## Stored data
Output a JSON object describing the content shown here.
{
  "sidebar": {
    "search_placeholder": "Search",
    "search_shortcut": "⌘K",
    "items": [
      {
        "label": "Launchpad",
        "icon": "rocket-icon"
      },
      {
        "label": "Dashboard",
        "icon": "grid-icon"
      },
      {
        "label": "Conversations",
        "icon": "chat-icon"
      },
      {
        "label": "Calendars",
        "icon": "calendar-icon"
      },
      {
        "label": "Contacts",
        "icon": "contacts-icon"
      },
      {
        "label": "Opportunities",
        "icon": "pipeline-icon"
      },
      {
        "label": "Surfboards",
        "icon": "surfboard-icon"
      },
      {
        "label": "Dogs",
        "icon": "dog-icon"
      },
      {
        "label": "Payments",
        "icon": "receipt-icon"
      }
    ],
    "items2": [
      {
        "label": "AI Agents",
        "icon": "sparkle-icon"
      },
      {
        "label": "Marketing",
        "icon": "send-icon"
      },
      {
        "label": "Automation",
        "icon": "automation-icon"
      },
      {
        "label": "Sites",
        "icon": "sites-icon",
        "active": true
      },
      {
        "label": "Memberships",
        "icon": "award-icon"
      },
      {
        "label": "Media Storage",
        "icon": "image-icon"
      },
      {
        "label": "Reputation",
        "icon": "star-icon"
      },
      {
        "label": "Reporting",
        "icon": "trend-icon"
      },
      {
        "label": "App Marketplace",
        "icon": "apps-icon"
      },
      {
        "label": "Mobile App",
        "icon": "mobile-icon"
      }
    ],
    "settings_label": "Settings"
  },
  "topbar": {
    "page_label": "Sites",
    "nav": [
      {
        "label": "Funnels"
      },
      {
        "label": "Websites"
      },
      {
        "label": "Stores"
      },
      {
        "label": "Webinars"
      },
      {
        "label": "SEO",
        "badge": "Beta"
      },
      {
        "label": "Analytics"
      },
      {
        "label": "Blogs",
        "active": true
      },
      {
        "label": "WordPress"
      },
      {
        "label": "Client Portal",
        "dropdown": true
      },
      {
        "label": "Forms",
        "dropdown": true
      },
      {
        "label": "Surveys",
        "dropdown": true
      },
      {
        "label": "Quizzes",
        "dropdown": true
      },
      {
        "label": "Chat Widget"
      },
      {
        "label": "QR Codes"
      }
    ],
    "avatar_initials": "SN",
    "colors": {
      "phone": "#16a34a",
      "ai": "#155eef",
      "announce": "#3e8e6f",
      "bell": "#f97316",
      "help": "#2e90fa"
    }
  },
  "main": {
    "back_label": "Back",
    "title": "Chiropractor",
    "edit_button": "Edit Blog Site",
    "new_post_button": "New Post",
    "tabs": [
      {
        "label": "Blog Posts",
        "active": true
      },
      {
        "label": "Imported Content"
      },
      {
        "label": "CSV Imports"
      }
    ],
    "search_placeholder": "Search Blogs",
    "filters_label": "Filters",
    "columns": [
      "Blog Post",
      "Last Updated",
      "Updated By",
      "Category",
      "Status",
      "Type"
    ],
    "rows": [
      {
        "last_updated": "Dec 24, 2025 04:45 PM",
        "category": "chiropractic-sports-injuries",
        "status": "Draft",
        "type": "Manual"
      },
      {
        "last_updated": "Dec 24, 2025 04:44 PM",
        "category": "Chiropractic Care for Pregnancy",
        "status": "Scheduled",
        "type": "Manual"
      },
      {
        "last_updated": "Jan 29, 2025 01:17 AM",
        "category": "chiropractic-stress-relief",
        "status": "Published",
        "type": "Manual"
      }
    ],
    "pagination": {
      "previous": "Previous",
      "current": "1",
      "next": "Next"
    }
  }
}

## Request
From the preceding material, extract every line exactly.

## Final answer
Output a JSON object describing the content shown here.
{
  "sidebar": {
    "search_placeholder": "Search",
    "search_shortcut": "⌘K",
    "items": [
      {
        "label": "Launchpad",
        "icon": "rocket-icon"
      },
      {
        "label": "Dashboard",
        "icon": "grid-icon"
      },
      {
        "label": "Conversations",
        "icon": "chat-icon"
      },
      {
        "label": "Calendars",
        "icon": "calendar-icon"
      },
      {
        "label": "Contacts",
        "icon": "contacts-icon"
      },
      {
        "label": "Opportunities",
        "icon": "pipeline-icon"
      },
      {
        "label": "Surfboards",
        "icon": "surfboard-icon"
      },
      {
        "label": "Dogs",
        "icon": "dog-icon"
      },
      {
        "label": "Payments",
        "icon": "receipt-icon"
      }
    ],
    "items2": [
      {
        "label": "AI Agents",
        "icon": "sparkle-icon"
      },
      {
        "label": "Marketing",
        "icon": "send-icon"
      },
      {
        "label": "Automation",
        "icon": "automation-icon"
      },
      {
        "label": "Sites",
        "icon": "sites-icon",
        "active": true
      },
      {
        "label": "Memberships",
        "icon": "award-icon"
      },
      {
        "label": "Media Storage",
        "icon": "image-icon"
      },
      {
        "label": "Reputation",
        "icon": "star-icon"
      },
      {
        "label": "Reporting",
        "icon": "trend-icon"
      },
      {
        "label": "App Marketplace",
        "icon": "apps-icon"
      },
      {
        "label": "Mobile App",
        "icon": "mobile-icon"
      }
    ],
    "settings_label": "Settings"
  },
  "topbar": {
    "page_label": "Sites",
    "nav": [
      {
        "label": "Funnels"
      },
      {
        "label": "Websites"
      },
      {
        "label": "Stores"
      },
      {
        "label": "Webinars"
      },
      {
        "label": "SEO",
        "badge": "Beta"
      },
      {
        "label": "Analytics"
      },
      {
        "label": "Blogs",
        "active": true
      },
      {
        "label": "WordPress"
      },
      {
        "label": "Client Portal",
        "dropdown": true
      },
      {
        "label": "Forms",
        "dropdown": true
      },
      {
        "label": "Surveys",
        "dropdown": true
      },
      {
        "label": "Quizzes",
        "dropdown": true
      },
      {
        "label": "Chat Widget"
      },
      {
        "label": "QR Codes"
      }
    ],
    "avatar_initials": "SN",
    "colors": {
      "phone": "#16a34a",
      "ai": "#155eef",
      "announce": "#3e8e6f",
      "bell": "#f97316",
      "help": "#2e90fa"
    }
  },
  "main": {
    "back_label": "Back",
    "title": "Chiropractor",
    "edit_button": "Edit Blog Site",
    "new_post_button": "New Post",
    "tabs": [
      {
        "label": "Blog Posts",
        "active": true
      },
      {
        "label": "Imported Content"
      },
      {
        "label": "CSV Imports"
      }
    ],
    "search_placeholder": "Search Blogs",
    "filters_label": "Filters",
    "columns": [
      "Blog Post",
      "Last Updated",
      "Updated By",
      "Category",
      "Status",
      "Type"
    ],
    "rows": [
      {
        "last_updated": "Dec 24, 2025 04:45 PM",
        "category": "chiropractic-sports-injuries",
        "status": "Draft",
        "type": "Manual"
      },
      {
        "last_updated": "Dec 24, 2025 04:44 PM",
        "category": "Chiropractic Care for Pregnancy",
        "status": "Scheduled",
        "type": "Manual"
      },
      {
        "last_updated": "Jan 29, 2025 01:17 AM",
        "category": "chiropractic-stress-relief",
        "status": "Published",
        "type": "Manual"
      }
    ],
    "pagination": {
      "previous": "Previous",
      "current": "1",
      "next": "Next"
    }
  }
}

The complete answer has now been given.